--- START OF PROVIDED INFORMATION ---

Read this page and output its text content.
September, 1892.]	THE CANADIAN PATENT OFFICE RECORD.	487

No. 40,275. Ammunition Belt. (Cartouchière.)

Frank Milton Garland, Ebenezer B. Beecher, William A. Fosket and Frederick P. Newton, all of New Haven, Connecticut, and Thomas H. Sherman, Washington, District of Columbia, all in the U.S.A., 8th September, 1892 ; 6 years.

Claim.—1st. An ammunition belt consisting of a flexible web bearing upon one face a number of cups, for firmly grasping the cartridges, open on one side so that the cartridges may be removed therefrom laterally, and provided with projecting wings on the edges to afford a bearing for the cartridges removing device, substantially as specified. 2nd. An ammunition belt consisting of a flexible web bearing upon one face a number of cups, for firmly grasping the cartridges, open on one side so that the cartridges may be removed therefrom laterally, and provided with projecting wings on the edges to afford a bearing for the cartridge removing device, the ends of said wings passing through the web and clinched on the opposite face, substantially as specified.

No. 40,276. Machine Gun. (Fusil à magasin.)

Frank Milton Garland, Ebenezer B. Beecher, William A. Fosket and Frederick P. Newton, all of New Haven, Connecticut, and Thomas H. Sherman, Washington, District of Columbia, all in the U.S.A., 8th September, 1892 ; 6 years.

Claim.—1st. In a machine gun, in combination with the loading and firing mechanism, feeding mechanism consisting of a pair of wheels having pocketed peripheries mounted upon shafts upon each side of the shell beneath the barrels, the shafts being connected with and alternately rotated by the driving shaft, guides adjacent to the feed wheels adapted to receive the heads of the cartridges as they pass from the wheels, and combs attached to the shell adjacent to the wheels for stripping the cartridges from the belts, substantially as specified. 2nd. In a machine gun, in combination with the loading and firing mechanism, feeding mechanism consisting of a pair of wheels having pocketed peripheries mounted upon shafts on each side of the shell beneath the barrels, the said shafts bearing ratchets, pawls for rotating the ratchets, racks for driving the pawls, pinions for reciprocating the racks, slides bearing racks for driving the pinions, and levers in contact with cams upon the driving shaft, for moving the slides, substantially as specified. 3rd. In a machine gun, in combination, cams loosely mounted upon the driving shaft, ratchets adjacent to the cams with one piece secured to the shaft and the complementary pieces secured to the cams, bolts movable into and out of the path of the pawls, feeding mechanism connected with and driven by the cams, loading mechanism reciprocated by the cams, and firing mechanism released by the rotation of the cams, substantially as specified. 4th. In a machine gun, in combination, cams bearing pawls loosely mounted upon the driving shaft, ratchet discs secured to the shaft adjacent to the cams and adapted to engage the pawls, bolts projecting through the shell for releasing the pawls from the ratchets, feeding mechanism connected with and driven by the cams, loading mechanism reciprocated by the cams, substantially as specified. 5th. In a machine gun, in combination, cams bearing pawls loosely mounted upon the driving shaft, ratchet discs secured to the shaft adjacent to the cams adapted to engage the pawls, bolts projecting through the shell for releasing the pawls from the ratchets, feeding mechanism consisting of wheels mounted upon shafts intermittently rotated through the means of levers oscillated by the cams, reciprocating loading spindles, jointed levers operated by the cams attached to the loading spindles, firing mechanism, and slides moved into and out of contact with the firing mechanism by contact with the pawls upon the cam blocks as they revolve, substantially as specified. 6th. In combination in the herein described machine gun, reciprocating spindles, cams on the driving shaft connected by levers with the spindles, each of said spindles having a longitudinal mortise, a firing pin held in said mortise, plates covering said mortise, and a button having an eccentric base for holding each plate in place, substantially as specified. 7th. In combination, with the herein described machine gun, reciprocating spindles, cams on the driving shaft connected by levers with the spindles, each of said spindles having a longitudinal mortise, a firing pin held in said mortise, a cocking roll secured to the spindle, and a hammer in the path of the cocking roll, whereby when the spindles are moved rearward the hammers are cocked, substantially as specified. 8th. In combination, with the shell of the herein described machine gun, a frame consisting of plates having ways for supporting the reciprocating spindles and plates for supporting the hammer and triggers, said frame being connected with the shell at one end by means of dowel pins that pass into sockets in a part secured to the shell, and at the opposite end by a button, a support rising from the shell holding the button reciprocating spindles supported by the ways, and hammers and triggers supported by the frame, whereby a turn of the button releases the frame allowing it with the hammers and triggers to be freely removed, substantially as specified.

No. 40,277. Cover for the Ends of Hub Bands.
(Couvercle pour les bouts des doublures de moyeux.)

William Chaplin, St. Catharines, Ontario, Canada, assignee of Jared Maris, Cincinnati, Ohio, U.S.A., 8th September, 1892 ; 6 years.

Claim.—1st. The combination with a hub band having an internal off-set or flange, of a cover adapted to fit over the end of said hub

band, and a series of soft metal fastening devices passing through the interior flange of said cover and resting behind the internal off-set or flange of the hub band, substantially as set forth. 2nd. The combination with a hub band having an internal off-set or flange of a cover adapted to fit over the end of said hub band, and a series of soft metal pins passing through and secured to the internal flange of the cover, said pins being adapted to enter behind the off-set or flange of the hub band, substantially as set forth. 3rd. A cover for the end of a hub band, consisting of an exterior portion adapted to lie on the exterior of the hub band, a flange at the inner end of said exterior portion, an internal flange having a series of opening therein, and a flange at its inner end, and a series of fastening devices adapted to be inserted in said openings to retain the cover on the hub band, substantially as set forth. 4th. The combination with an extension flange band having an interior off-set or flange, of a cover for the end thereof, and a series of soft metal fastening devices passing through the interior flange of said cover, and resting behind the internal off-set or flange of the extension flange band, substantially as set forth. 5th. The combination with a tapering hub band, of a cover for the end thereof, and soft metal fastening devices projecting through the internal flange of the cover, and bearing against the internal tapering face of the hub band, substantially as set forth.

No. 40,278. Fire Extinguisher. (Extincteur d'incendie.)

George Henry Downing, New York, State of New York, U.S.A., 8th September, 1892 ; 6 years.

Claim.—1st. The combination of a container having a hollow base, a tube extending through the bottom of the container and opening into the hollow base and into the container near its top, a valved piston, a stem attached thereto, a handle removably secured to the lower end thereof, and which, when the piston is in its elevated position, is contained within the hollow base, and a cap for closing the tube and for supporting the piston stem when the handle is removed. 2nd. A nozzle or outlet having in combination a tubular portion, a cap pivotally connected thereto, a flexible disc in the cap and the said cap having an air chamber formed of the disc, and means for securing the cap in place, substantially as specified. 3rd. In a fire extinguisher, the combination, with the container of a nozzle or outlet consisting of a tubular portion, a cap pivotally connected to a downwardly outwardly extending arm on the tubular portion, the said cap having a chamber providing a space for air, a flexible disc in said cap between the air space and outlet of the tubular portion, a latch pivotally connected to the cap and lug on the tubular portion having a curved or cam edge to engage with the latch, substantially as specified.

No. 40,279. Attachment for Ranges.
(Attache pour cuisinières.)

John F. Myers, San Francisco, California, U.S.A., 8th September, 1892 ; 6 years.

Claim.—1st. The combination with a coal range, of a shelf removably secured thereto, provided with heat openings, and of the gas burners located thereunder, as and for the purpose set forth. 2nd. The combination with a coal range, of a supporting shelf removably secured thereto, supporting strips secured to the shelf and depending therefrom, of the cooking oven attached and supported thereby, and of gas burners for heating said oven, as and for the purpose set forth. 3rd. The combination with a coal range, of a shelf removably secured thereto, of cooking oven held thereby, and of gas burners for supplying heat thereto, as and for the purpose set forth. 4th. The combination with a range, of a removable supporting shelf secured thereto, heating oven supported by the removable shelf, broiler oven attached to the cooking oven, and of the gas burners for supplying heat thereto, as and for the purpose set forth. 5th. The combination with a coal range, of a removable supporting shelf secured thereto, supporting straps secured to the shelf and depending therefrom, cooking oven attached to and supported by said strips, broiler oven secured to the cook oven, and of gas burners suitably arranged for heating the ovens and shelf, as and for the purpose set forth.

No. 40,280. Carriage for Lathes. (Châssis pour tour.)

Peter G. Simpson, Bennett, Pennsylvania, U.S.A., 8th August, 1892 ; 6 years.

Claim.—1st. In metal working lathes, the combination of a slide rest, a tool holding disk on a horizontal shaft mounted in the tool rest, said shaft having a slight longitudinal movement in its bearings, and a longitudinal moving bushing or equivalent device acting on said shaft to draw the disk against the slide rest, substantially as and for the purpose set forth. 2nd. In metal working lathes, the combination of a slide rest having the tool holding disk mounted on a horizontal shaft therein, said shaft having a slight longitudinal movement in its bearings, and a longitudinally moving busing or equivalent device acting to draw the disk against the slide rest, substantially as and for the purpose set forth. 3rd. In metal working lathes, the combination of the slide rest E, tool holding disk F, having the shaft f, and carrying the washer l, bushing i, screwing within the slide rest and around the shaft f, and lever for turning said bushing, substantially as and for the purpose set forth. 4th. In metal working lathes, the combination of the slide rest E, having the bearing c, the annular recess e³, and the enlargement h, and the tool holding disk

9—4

--- END OF PROVIDED INFORMATION ---

*WORK TO COMPLETE*. Copy every line that includes the string "years" from the material above.

*ANSWER TO THIS EXERCISE*.
Frank Milton Garland, Ebenezer B. Beecher, William A. Fosket and Frederick P. Newton, all of New Haven, Connecticut, and Thomas H. Sherman, Washington, District of Columbia, all in the U.S.A., 8th September, 1892 ; 6 years.
Frank Milton Garland, Ebenezer B. Beecher, William A. Fosket and Frederick P. Newton, all of New Haven, Connecticut, and Thomas H. Sherman, Washington, District of Columbia, all in the U.S.A., 8th September, 1892 ; 6 years.
William Chaplin, St. Catharines, Ontario, Canada, assignee of Jared Maris, Cincinnati, Ohio, U.S.A., 8th September, 1892 ; 6 years.
George Henry Downing, New York, State of New York, U.S.A., 8th September, 1892 ; 6 years.
John F. Myers, San Francisco, California, U.S.A., 8th September, 1892 ; 6 years.
Peter G. Simpson, Bennett, Pennsylvania, U.S.A., 8th August, 1892 ; 6 years.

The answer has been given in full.